WHAT YOU WILL DO: Scan the records for the string "name"; copy each line where it occurs.

LISTED ENTRIES:
---*---

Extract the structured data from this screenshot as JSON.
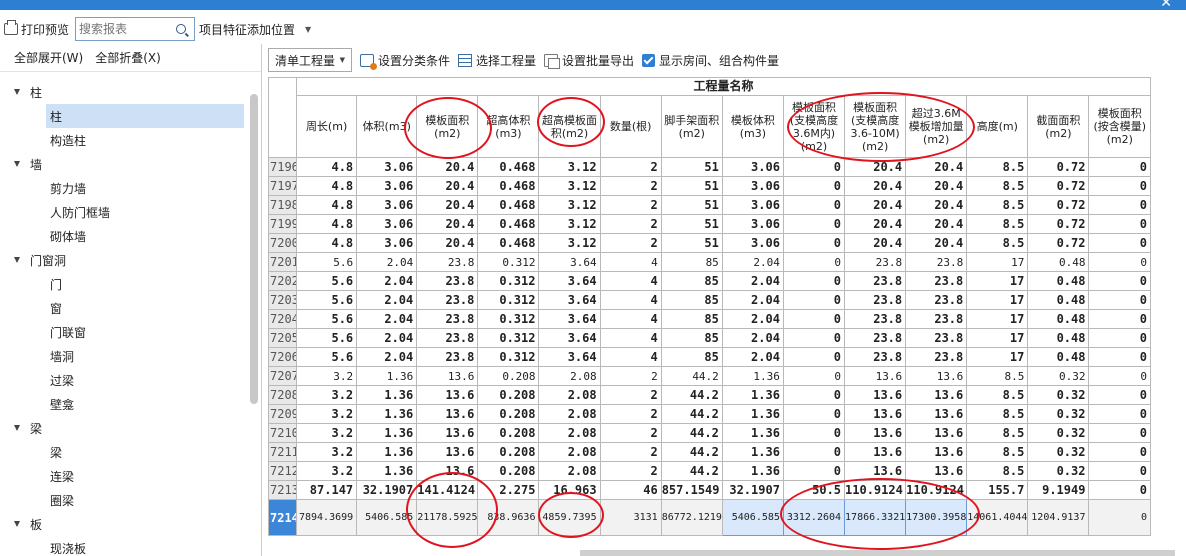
{
  "toolbar": {
    "print_preview": "打印预览",
    "search_placeholder": "搜索报表",
    "feature_add": "项目特征添加位置"
  },
  "left_panel": {
    "expand_all": "全部展开(W)",
    "collapse_all": "全部折叠(X)",
    "tree": [
      {
        "type": "cat",
        "label": "柱"
      },
      {
        "type": "item",
        "label": "柱",
        "selected": true
      },
      {
        "type": "item",
        "label": "构造柱"
      },
      {
        "type": "cat",
        "label": "墙"
      },
      {
        "type": "item",
        "label": "剪力墙"
      },
      {
        "type": "item",
        "label": "人防门框墙"
      },
      {
        "type": "item",
        "label": "砌体墙"
      },
      {
        "type": "cat",
        "label": "门窗洞"
      },
      {
        "type": "item",
        "label": "门"
      },
      {
        "type": "item",
        "label": "窗"
      },
      {
        "type": "item",
        "label": "门联窗"
      },
      {
        "type": "item",
        "label": "墙洞"
      },
      {
        "type": "item",
        "label": "过梁"
      },
      {
        "type": "item",
        "label": "壁龛"
      },
      {
        "type": "cat",
        "label": "梁"
      },
      {
        "type": "item",
        "label": "梁"
      },
      {
        "type": "item",
        "label": "连梁"
      },
      {
        "type": "item",
        "label": "圈梁"
      },
      {
        "type": "cat",
        "label": "板"
      },
      {
        "type": "item",
        "label": "现浇板"
      }
    ]
  },
  "toolbar2": {
    "mode_select": "清单工程量",
    "set_category": "设置分类条件",
    "select_quantity": "选择工程量",
    "batch_export": "设置批量导出",
    "show_rooms": "显示房间、组合构件量"
  },
  "grid": {
    "group_header": "工程量名称",
    "columns": [
      "周长(m)",
      "体积(m3)",
      "模板面积(m2)",
      "超高体积(m3)",
      "超高模板面积(m2)",
      "数量(根)",
      "脚手架面积(m2)",
      "模板体积(m3)",
      "模板面积(支模高度3.6M内)(m2)",
      "模板面积(支模高度3.6-10M)(m2)",
      "超过3.6M模板增加量(m2)",
      "高度(m)",
      "截面面积(m2)",
      "模板面积(按含模量)(m2)"
    ],
    "rows": [
      {
        "no": "7196",
        "style": "b",
        "v": [
          "4.8",
          "3.06",
          "20.4",
          "0.468",
          "3.12",
          "2",
          "51",
          "3.06",
          "0",
          "20.4",
          "20.4",
          "8.5",
          "0.72",
          "0"
        ]
      },
      {
        "no": "7197",
        "style": "b",
        "v": [
          "4.8",
          "3.06",
          "20.4",
          "0.468",
          "3.12",
          "2",
          "51",
          "3.06",
          "0",
          "20.4",
          "20.4",
          "8.5",
          "0.72",
          "0"
        ]
      },
      {
        "no": "7198",
        "style": "b",
        "v": [
          "4.8",
          "3.06",
          "20.4",
          "0.468",
          "3.12",
          "2",
          "51",
          "3.06",
          "0",
          "20.4",
          "20.4",
          "8.5",
          "0.72",
          "0"
        ]
      },
      {
        "no": "7199",
        "style": "b",
        "v": [
          "4.8",
          "3.06",
          "20.4",
          "0.468",
          "3.12",
          "2",
          "51",
          "3.06",
          "0",
          "20.4",
          "20.4",
          "8.5",
          "0.72",
          "0"
        ]
      },
      {
        "no": "7200",
        "style": "b",
        "v": [
          "4.8",
          "3.06",
          "20.4",
          "0.468",
          "3.12",
          "2",
          "51",
          "3.06",
          "0",
          "20.4",
          "20.4",
          "8.5",
          "0.72",
          "0"
        ]
      },
      {
        "no": "7201",
        "style": "n",
        "v": [
          "5.6",
          "2.04",
          "23.8",
          "0.312",
          "3.64",
          "4",
          "85",
          "2.04",
          "0",
          "23.8",
          "23.8",
          "17",
          "0.48",
          "0"
        ]
      },
      {
        "no": "7202",
        "style": "b",
        "v": [
          "5.6",
          "2.04",
          "23.8",
          "0.312",
          "3.64",
          "4",
          "85",
          "2.04",
          "0",
          "23.8",
          "23.8",
          "17",
          "0.48",
          "0"
        ]
      },
      {
        "no": "7203",
        "style": "b",
        "v": [
          "5.6",
          "2.04",
          "23.8",
          "0.312",
          "3.64",
          "4",
          "85",
          "2.04",
          "0",
          "23.8",
          "23.8",
          "17",
          "0.48",
          "0"
        ]
      },
      {
        "no": "7204",
        "style": "b",
        "v": [
          "5.6",
          "2.04",
          "23.8",
          "0.312",
          "3.64",
          "4",
          "85",
          "2.04",
          "0",
          "23.8",
          "23.8",
          "17",
          "0.48",
          "0"
        ]
      },
      {
        "no": "7205",
        "style": "b",
        "v": [
          "5.6",
          "2.04",
          "23.8",
          "0.312",
          "3.64",
          "4",
          "85",
          "2.04",
          "0",
          "23.8",
          "23.8",
          "17",
          "0.48",
          "0"
        ]
      },
      {
        "no": "7206",
        "style": "b",
        "v": [
          "5.6",
          "2.04",
          "23.8",
          "0.312",
          "3.64",
          "4",
          "85",
          "2.04",
          "0",
          "23.8",
          "23.8",
          "17",
          "0.48",
          "0"
        ]
      },
      {
        "no": "7207",
        "style": "n",
        "v": [
          "3.2",
          "1.36",
          "13.6",
          "0.208",
          "2.08",
          "2",
          "44.2",
          "1.36",
          "0",
          "13.6",
          "13.6",
          "8.5",
          "0.32",
          "0"
        ]
      },
      {
        "no": "7208",
        "style": "b",
        "v": [
          "3.2",
          "1.36",
          "13.6",
          "0.208",
          "2.08",
          "2",
          "44.2",
          "1.36",
          "0",
          "13.6",
          "13.6",
          "8.5",
          "0.32",
          "0"
        ]
      },
      {
        "no": "7209",
        "style": "b",
        "v": [
          "3.2",
          "1.36",
          "13.6",
          "0.208",
          "2.08",
          "2",
          "44.2",
          "1.36",
          "0",
          "13.6",
          "13.6",
          "8.5",
          "0.32",
          "0"
        ]
      },
      {
        "no": "7210",
        "style": "b",
        "v": [
          "3.2",
          "1.36",
          "13.6",
          "0.208",
          "2.08",
          "2",
          "44.2",
          "1.36",
          "0",
          "13.6",
          "13.6",
          "8.5",
          "0.32",
          "0"
        ]
      },
      {
        "no": "7211",
        "style": "b",
        "v": [
          "3.2",
          "1.36",
          "13.6",
          "0.208",
          "2.08",
          "2",
          "44.2",
          "1.36",
          "0",
          "13.6",
          "13.6",
          "8.5",
          "0.32",
          "0"
        ]
      },
      {
        "no": "7212",
        "style": "b",
        "v": [
          "3.2",
          "1.36",
          "13.6",
          "0.208",
          "2.08",
          "2",
          "44.2",
          "1.36",
          "0",
          "13.6",
          "13.6",
          "8.5",
          "0.32",
          "0"
        ]
      },
      {
        "no": "7213",
        "style": "b",
        "v": [
          "87.147",
          "32.1907",
          "141.4124",
          "2.275",
          "16.963",
          "46",
          "857.1549",
          "32.1907",
          "50.5",
          "110.9124",
          "110.9124",
          "155.7",
          "9.1949",
          "0"
        ]
      },
      {
        "no": "7214",
        "style": "last",
        "v": [
          "7894.3699",
          "5406.585",
          "21178.5925",
          "838.9636",
          "4859.7395",
          "3131",
          "86772.1219",
          "5406.585",
          "3312.2604",
          "17866.3321",
          "17300.3958",
          "14061.4044",
          "1204.9137",
          "0"
        ]
      }
    ]
  },
  "colors": {
    "accent": "#2d7fd3",
    "annotation_ring": "#e0141e",
    "selected_row": "#3b86d6"
  }
}
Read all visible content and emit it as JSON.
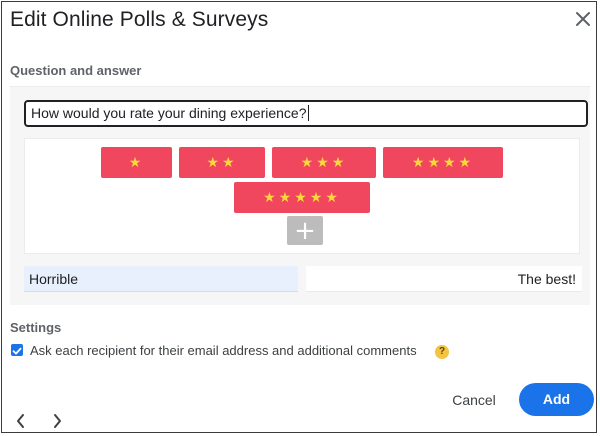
{
  "dialog": {
    "title": "Edit Online Polls & Surveys"
  },
  "question_section": {
    "heading": "Question and answer",
    "question_text": "How would you rate your dining experience?",
    "options": [
      {
        "stars": "★",
        "rating": 1
      },
      {
        "stars": "★★",
        "rating": 2
      },
      {
        "stars": "★★★",
        "rating": 3
      },
      {
        "stars": "★★★★",
        "rating": 4
      },
      {
        "stars": "★★★★★",
        "rating": 5
      }
    ],
    "add_option_symbol": "+",
    "low_label": "Horrible",
    "high_label": "The best!"
  },
  "settings": {
    "heading": "Settings",
    "collect_email_label": "Ask each recipient for their email address and additional comments",
    "collect_email_checked": true,
    "help_symbol": "?"
  },
  "footer": {
    "cancel_label": "Cancel",
    "add_label": "Add"
  },
  "colors": {
    "option_fill": "#f0465e",
    "star": "#f9d83a",
    "primary": "#1a73e8",
    "help_badge": "#f4c342"
  },
  "icons": {
    "close": "close-icon",
    "prev": "chevron-left-icon",
    "next": "chevron-right-icon",
    "check": "checkmark-icon"
  }
}
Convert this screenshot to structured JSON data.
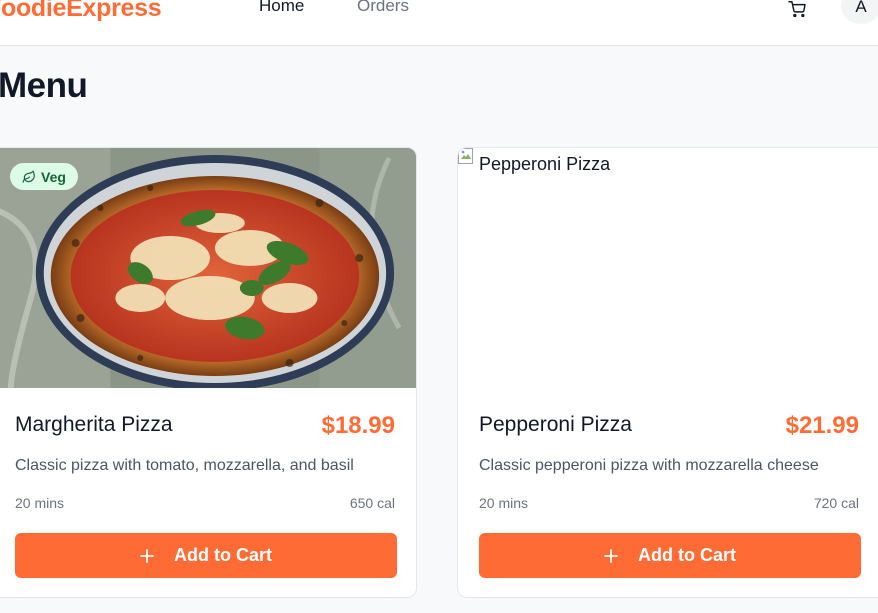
{
  "header": {
    "brand": "FoodieExpress",
    "nav": [
      {
        "label": "Home"
      },
      {
        "label": "Orders"
      }
    ],
    "cart_icon": "shopping-cart-icon",
    "avatar_initial": "A"
  },
  "page": {
    "title": "Menu"
  },
  "menu_items": [
    {
      "name": "Margherita Pizza",
      "price": "$18.99",
      "description": "Classic pizza with tomato, mozzarella, and basil",
      "time": "20 mins",
      "calories": "650 cal",
      "badge": "Veg",
      "badge_icon": "leaf-icon",
      "button_label": "Add to Cart",
      "button_icon": "plus-icon"
    },
    {
      "name": "Pepperoni Pizza",
      "image_alt": "Pepperoni Pizza",
      "price": "$21.99",
      "description": "Classic pepperoni pizza with mozzarella cheese",
      "time": "20 mins",
      "calories": "720 cal",
      "button_label": "Add to Cart",
      "button_icon": "plus-icon"
    }
  ],
  "colors": {
    "accent": "#ff6b35",
    "veg_badge_bg": "#dcfce7",
    "veg_badge_text": "#166534",
    "page_bg": "#f8f9fb"
  }
}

---*---

SOLUTION:
      "name": "Margherita Pizza",
      "name": "Pepperoni Pizza",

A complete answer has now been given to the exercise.